What to do:
Repeat all of the records verbatim.

Dataset rows:
———
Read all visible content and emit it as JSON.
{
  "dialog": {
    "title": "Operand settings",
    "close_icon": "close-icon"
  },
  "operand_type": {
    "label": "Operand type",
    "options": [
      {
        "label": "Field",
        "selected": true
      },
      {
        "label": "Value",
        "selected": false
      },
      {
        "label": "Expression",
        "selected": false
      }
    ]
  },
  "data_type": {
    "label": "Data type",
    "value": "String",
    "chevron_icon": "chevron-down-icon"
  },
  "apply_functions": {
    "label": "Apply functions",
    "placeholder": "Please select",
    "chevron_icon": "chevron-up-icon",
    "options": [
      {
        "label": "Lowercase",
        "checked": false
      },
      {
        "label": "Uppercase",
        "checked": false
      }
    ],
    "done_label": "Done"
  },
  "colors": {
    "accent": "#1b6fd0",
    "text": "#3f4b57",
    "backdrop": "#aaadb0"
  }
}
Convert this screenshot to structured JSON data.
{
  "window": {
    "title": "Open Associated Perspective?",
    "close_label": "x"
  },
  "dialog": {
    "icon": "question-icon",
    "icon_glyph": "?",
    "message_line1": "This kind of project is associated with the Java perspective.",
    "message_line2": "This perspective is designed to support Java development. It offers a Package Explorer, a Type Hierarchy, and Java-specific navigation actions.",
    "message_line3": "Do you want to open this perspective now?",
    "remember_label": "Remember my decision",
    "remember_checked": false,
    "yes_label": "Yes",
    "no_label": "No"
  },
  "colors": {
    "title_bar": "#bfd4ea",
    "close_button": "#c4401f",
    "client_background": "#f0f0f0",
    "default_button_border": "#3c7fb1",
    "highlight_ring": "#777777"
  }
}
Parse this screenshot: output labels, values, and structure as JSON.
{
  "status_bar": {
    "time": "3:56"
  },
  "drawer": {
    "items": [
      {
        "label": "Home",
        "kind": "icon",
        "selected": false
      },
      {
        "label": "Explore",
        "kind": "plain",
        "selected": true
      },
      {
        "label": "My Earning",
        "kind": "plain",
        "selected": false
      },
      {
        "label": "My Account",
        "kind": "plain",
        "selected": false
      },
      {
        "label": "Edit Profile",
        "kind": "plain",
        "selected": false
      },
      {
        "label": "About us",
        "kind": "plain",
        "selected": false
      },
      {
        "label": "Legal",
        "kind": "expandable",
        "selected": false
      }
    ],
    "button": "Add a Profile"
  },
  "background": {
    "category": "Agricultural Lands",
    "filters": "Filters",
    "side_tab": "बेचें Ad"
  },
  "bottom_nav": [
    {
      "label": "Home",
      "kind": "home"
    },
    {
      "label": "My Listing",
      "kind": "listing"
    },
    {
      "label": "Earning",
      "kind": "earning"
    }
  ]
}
———
The output:
Read all visible content and emit it as JSON.
{
  "dialog": {
    "title": "Operand settings",
    "close_icon": "close-icon"
  },
  "operand_type": {
    "label": "Operand type",
    "options": [
      {
        "label": "Field",
        "selected": true
      },
      {
        "label": "Value",
        "selected": false
      },
      {
        "label": "Expression",
        "selected": false
      }
    ]
  },
  "data_type": {
    "label": "Data type",
    "value": "String",
    "chevron_icon": "chevron-down-icon"
  },
  "apply_functions": {
    "label": "Apply functions",
    "placeholder": "Please select",
    "chevron_icon": "chevron-up-icon",
    "options": [
      {
        "label": "Lowercase",
        "checked": false
      },
      {
        "label": "Uppercase",
        "checked": false
      }
    ],
    "done_label": "Done"
  },
  "colors": {
    "accent": "#1b6fd0",
    "text": "#3f4b57",
    "backdrop": "#aaadb0"
  }
}
Convert this screenshot to structured JSON data.
{
  "window": {
    "title": "Open Associated Perspective?",
    "close_label": "x"
  },
  "dialog": {
    "icon": "question-icon",
    "icon_glyph": "?",
    "message_line1": "This kind of project is associated with the Java perspective.",
    "message_line2": "This perspective is designed to support Java development. It offers a Package Explorer, a Type Hierarchy, and Java-specific navigation actions.",
    "message_line3": "Do you want to open this perspective now?",
    "remember_label": "Remember my decision",
    "remember_checked": false,
    "yes_label": "Yes",
    "no_label": "No"
  },
  "colors": {
    "title_bar": "#bfd4ea",
    "close_button": "#c4401f",
    "client_background": "#f0f0f0",
    "default_button_border": "#3c7fb1",
    "highlight_ring": "#777777"
  }
}
Parse this screenshot: output labels, values, and structure as JSON.
{
  "status_bar": {
    "time": "3:56"
  },
  "drawer": {
    "items": [
      {
        "label": "Home",
        "kind": "icon",
        "selected": false
      },
      {
        "label": "Explore",
        "kind": "plain",
        "selected": true
      },
      {
        "label": "My Earning",
        "kind": "plain",
        "selected": false
      },
      {
        "label": "My Account",
        "kind": "plain",
        "selected": false
      },
      {
        "label": "Edit Profile",
        "kind": "plain",
        "selected": false
      },
      {
        "label": "About us",
        "kind": "plain",
        "selected": false
      },
      {
        "label": "Legal",
        "kind": "expandable",
        "selected": false
      }
    ],
    "button": "Add a Profile"
  },
  "background": {
    "category": "Agricultural Lands",
    "filters": "Filters",
    "side_tab": "बेचें Ad"
  },
  "bottom_nav": [
    {
      "label": "Home",
      "kind": "home"
    },
    {
      "label": "My Listing",
      "kind": "listing"
    },
    {
      "label": "Earning",
      "kind": "earning"
    }
  ]
}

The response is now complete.